From the listing below, pick out and copy each line that contains the string "Software". Match case exactly.

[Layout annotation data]
▼
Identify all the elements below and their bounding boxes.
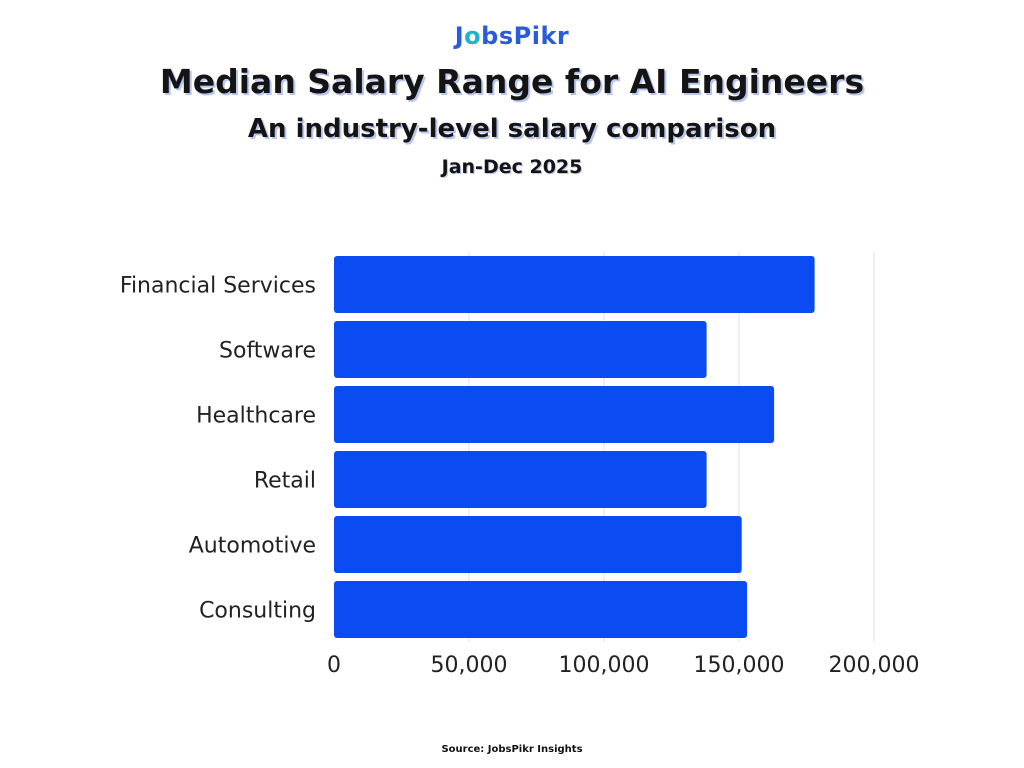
bar xyxy=(334,321,707,378)
chart-title: Median Salary Range for AI Engineers xyxy=(159,62,865,101)
category-labels: Financial Services Software Healthcare Reta… xyxy=(120,274,316,624)
bar xyxy=(334,256,815,313)
x-tick-label: 150,000 xyxy=(694,653,785,678)
category-label: Consulting xyxy=(199,599,316,624)
category-label: Retail xyxy=(254,469,316,494)
logo-text-part1: J xyxy=(454,22,465,50)
x-tick-label: 100,000 xyxy=(559,653,650,678)
bar xyxy=(334,386,775,443)
jobspikr-logo: JobsPikr xyxy=(0,22,1024,50)
category-label: Automotive xyxy=(189,534,316,559)
bar xyxy=(334,581,748,638)
x-tick-label: 50,000 xyxy=(431,653,508,678)
x-tick-labels: 0 50,000 100,000 150,000 200,000 xyxy=(327,653,919,678)
bar-chart: Financial Services Software Healthcare Reta… xyxy=(120,252,919,678)
x-tick-label: 0 xyxy=(327,653,341,678)
x-tick-label: 200,000 xyxy=(829,653,920,678)
logo-text-part3: bsPikr xyxy=(481,22,570,50)
bars xyxy=(334,256,815,638)
bar xyxy=(334,451,707,508)
bar xyxy=(334,516,742,573)
grid-lines xyxy=(468,252,875,642)
chart-period: Jan-Dec 2025 xyxy=(441,156,583,178)
chart-subtitle: An industry-level salary comparison xyxy=(247,114,777,144)
source-note: Source: JobsPikr Insights xyxy=(441,744,583,755)
logo-text-part2: o xyxy=(464,22,482,50)
category-label: Financial Services xyxy=(120,274,316,299)
category-label: Healthcare xyxy=(196,404,316,429)
category-label: Software xyxy=(219,339,316,364)
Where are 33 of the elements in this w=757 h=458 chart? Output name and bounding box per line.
▲
ANSWER TO THIS TASK →
category-labels: Financial Services Software Healthcare Reta… xyxy=(120,274,316,624)
bar-chart: Financial Services Software Healthcare Reta… xyxy=(120,252,919,678)
category-label: Software xyxy=(219,339,316,364)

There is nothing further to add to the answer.